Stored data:

* begin *

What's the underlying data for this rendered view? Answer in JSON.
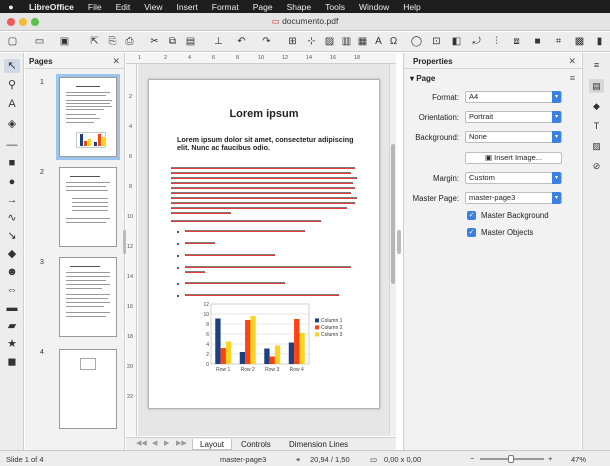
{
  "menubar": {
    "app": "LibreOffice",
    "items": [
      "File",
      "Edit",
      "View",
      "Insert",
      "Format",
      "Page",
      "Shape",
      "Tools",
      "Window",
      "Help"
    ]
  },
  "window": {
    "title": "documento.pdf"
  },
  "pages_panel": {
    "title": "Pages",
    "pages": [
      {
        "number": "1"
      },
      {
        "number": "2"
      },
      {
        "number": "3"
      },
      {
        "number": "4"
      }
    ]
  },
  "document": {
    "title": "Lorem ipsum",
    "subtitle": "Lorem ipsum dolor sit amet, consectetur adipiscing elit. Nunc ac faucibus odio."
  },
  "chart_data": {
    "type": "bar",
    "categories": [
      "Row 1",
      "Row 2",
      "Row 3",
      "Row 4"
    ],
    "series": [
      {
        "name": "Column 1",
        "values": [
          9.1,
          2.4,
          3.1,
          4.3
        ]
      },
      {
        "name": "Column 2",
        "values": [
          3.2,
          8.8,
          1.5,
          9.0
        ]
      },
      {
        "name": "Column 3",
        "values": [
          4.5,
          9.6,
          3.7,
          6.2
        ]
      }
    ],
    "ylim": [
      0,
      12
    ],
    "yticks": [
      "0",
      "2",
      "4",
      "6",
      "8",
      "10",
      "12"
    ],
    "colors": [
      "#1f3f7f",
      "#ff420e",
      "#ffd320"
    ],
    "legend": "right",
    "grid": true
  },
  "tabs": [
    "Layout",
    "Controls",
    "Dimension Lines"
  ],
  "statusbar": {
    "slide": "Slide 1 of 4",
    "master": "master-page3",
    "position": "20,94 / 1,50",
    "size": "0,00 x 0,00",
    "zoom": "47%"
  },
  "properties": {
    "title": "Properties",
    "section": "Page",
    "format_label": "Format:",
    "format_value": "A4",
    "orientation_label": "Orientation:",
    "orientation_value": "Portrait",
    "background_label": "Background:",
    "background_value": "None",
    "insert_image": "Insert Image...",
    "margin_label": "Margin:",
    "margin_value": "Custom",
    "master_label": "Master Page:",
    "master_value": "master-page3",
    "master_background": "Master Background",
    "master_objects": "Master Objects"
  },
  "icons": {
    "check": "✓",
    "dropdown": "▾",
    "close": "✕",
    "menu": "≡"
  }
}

* end *

> [REQUIRED WORK]: Output the records above exactly; leave out the pictures.

> [ANSWER FOR THIS EXERCISE]:
What's the underlying data for this rendered view? Answer in JSON.
{
  "menubar": {
    "app": "LibreOffice",
    "items": [
      "File",
      "Edit",
      "View",
      "Insert",
      "Format",
      "Page",
      "Shape",
      "Tools",
      "Window",
      "Help"
    ]
  },
  "window": {
    "title": "documento.pdf"
  },
  "pages_panel": {
    "title": "Pages",
    "pages": [
      {
        "number": "1"
      },
      {
        "number": "2"
      },
      {
        "number": "3"
      },
      {
        "number": "4"
      }
    ]
  },
  "document": {
    "title": "Lorem ipsum",
    "subtitle": "Lorem ipsum dolor sit amet, consectetur adipiscing elit. Nunc ac faucibus odio."
  },
  "chart_data": {
    "type": "bar",
    "categories": [
      "Row 1",
      "Row 2",
      "Row 3",
      "Row 4"
    ],
    "series": [
      {
        "name": "Column 1",
        "values": [
          9.1,
          2.4,
          3.1,
          4.3
        ]
      },
      {
        "name": "Column 2",
        "values": [
          3.2,
          8.8,
          1.5,
          9.0
        ]
      },
      {
        "name": "Column 3",
        "values": [
          4.5,
          9.6,
          3.7,
          6.2
        ]
      }
    ],
    "ylim": [
      0,
      12
    ],
    "yticks": [
      "0",
      "2",
      "4",
      "6",
      "8",
      "10",
      "12"
    ],
    "colors": [
      "#1f3f7f",
      "#ff420e",
      "#ffd320"
    ],
    "legend": "right",
    "grid": true
  },
  "tabs": [
    "Layout",
    "Controls",
    "Dimension Lines"
  ],
  "statusbar": {
    "slide": "Slide 1 of 4",
    "master": "master-page3",
    "position": "20,94 / 1,50",
    "size": "0,00 x 0,00",
    "zoom": "47%"
  },
  "properties": {
    "title": "Properties",
    "section": "Page",
    "format_label": "Format:",
    "format_value": "A4",
    "orientation_label": "Orientation:",
    "orientation_value": "Portrait",
    "background_label": "Background:",
    "background_value": "None",
    "insert_image": "Insert Image...",
    "margin_label": "Margin:",
    "margin_value": "Custom",
    "master_label": "Master Page:",
    "master_value": "master-page3",
    "master_background": "Master Background",
    "master_objects": "Master Objects"
  },
  "icons": {
    "check": "✓",
    "dropdown": "▾",
    "close": "✕",
    "menu": "≡"
  }
}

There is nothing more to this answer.